### The problem
Find the lines of data that contain the string "pollen", then list them.

---------- Input ----------

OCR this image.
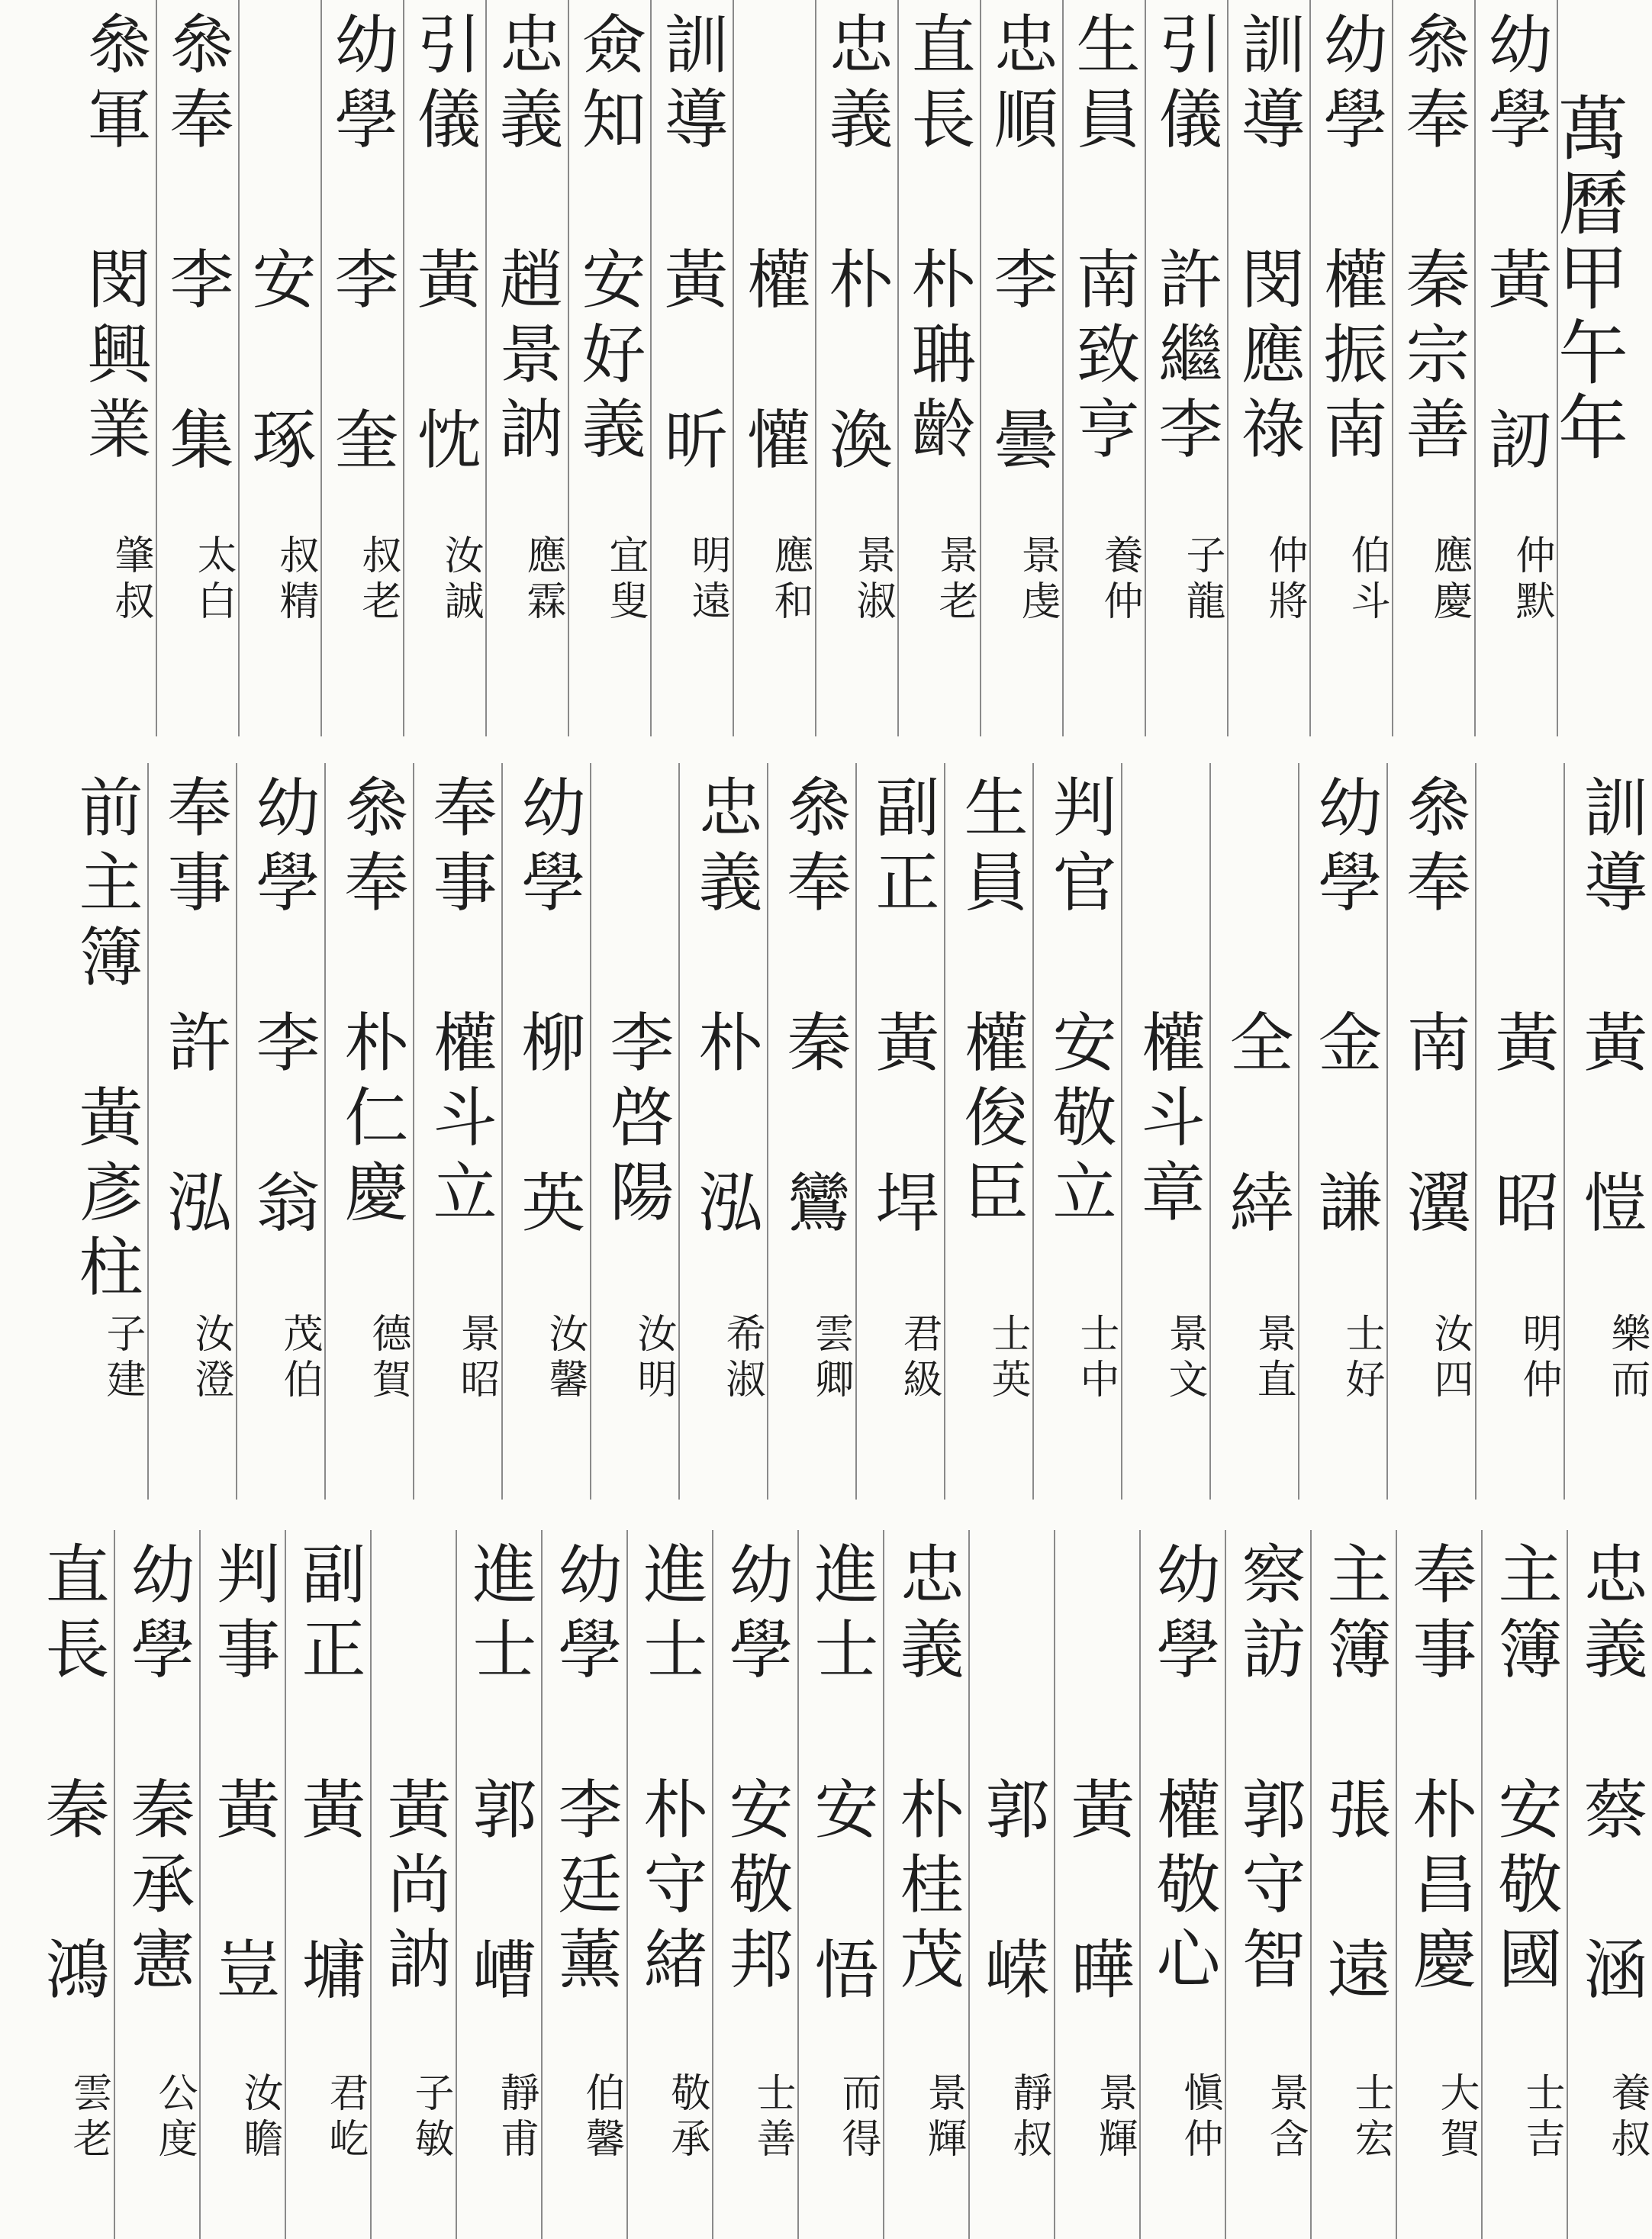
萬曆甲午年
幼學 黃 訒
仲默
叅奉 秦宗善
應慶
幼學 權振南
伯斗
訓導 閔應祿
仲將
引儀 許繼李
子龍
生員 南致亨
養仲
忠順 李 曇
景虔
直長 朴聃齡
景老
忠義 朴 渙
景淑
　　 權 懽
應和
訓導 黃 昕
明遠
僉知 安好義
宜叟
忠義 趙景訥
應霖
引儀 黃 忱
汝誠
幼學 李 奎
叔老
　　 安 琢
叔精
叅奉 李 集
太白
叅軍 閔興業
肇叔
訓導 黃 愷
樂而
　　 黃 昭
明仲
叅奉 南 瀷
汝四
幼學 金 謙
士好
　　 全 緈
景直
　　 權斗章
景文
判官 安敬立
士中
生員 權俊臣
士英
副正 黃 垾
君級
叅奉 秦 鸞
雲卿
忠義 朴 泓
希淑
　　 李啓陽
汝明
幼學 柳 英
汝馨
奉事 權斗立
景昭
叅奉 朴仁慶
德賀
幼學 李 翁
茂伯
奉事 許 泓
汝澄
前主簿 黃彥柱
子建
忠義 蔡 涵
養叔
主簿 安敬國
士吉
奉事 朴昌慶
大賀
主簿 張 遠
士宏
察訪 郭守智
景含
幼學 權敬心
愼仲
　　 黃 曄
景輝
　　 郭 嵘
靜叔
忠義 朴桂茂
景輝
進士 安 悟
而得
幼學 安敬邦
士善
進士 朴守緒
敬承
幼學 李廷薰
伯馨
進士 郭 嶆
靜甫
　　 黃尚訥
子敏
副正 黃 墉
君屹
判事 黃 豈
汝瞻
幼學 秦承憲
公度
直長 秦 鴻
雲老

----------
---------- Input ----------

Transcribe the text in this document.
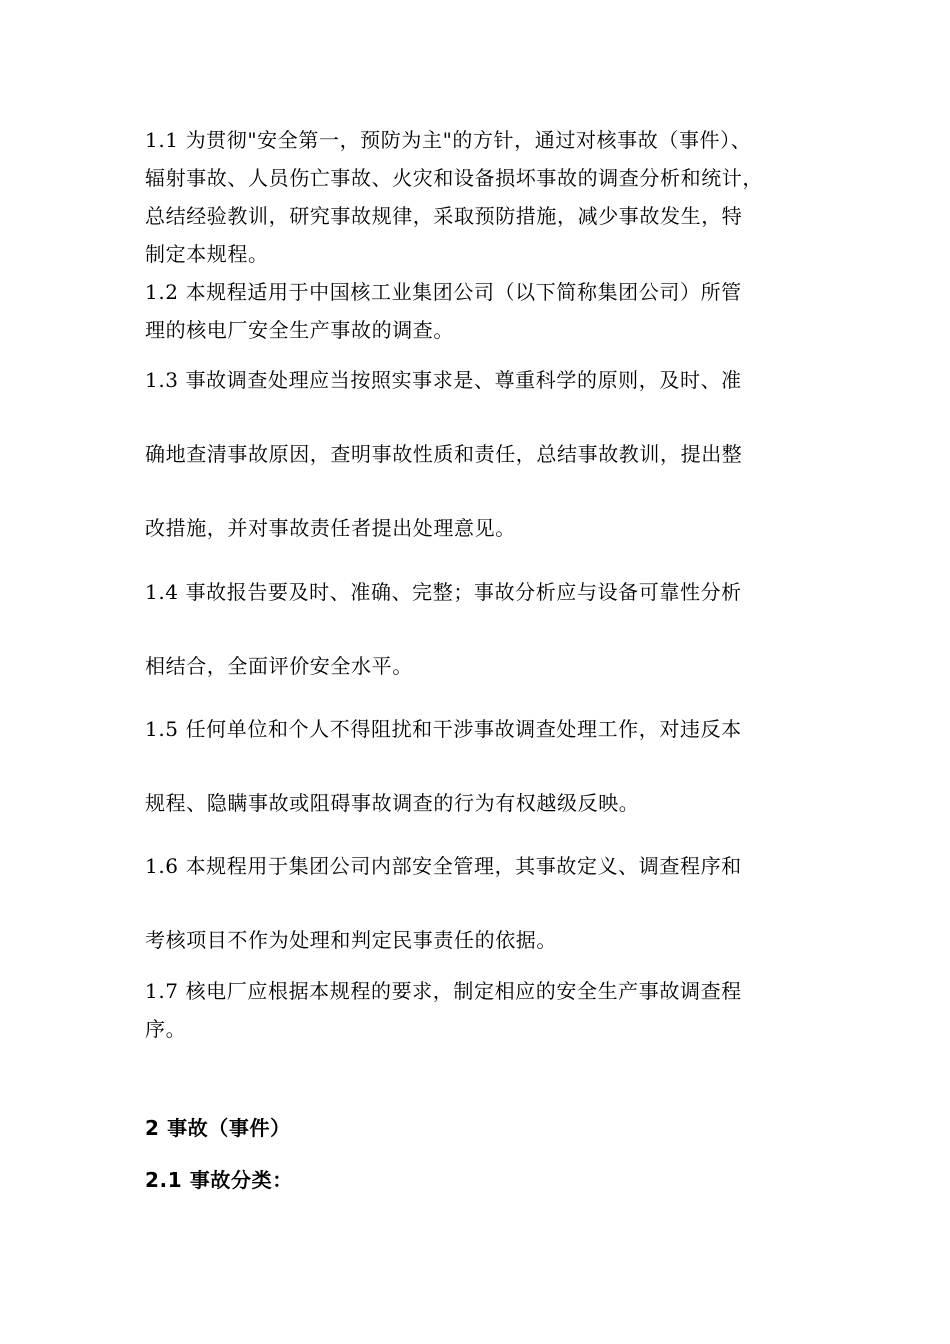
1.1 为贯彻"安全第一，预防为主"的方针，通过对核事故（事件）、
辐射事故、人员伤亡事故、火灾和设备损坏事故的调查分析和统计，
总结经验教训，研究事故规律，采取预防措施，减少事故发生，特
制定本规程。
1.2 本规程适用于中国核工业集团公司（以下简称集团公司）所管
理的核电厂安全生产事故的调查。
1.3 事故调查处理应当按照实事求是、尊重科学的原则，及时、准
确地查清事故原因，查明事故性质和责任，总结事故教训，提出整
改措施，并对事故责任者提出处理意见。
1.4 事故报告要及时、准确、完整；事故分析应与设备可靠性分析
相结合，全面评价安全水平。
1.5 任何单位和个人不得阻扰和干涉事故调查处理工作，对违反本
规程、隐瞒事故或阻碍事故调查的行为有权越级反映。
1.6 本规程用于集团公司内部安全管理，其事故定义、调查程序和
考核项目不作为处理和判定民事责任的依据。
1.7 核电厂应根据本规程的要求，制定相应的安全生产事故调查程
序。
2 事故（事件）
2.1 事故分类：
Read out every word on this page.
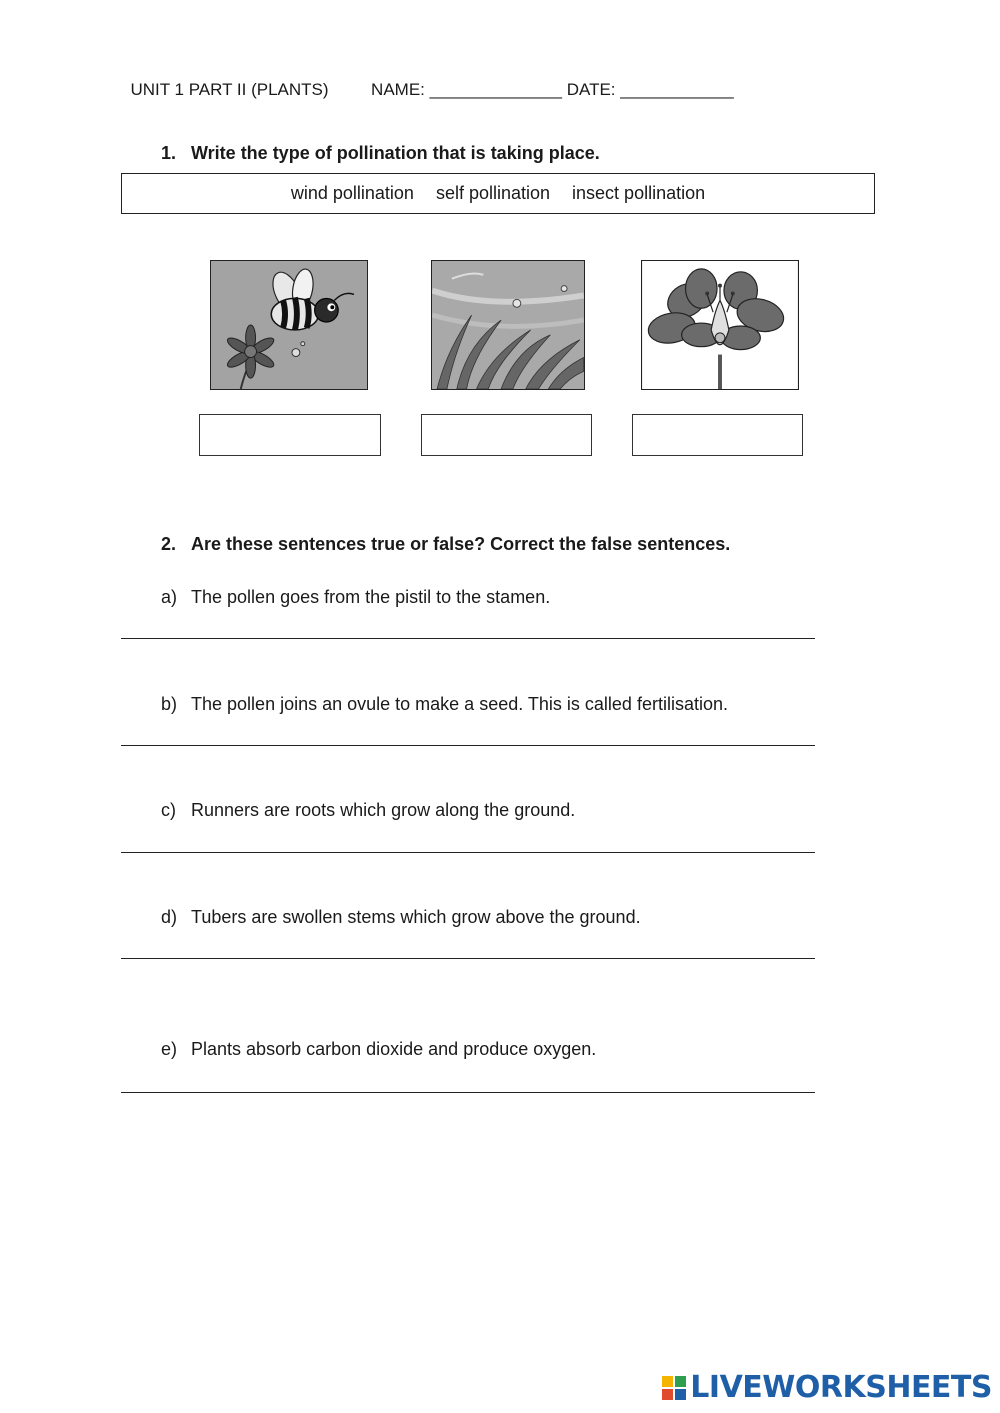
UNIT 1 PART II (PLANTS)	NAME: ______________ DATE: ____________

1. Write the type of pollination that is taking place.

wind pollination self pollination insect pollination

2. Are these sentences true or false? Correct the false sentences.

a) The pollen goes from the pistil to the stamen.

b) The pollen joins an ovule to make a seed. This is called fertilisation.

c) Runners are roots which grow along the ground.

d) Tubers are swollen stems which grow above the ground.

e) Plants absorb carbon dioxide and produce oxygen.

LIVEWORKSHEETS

----------

### Full response
a) The pollen goes from the pistil to the stamen.
b) The pollen joins an ovule to make a seed. This is called fertilisation.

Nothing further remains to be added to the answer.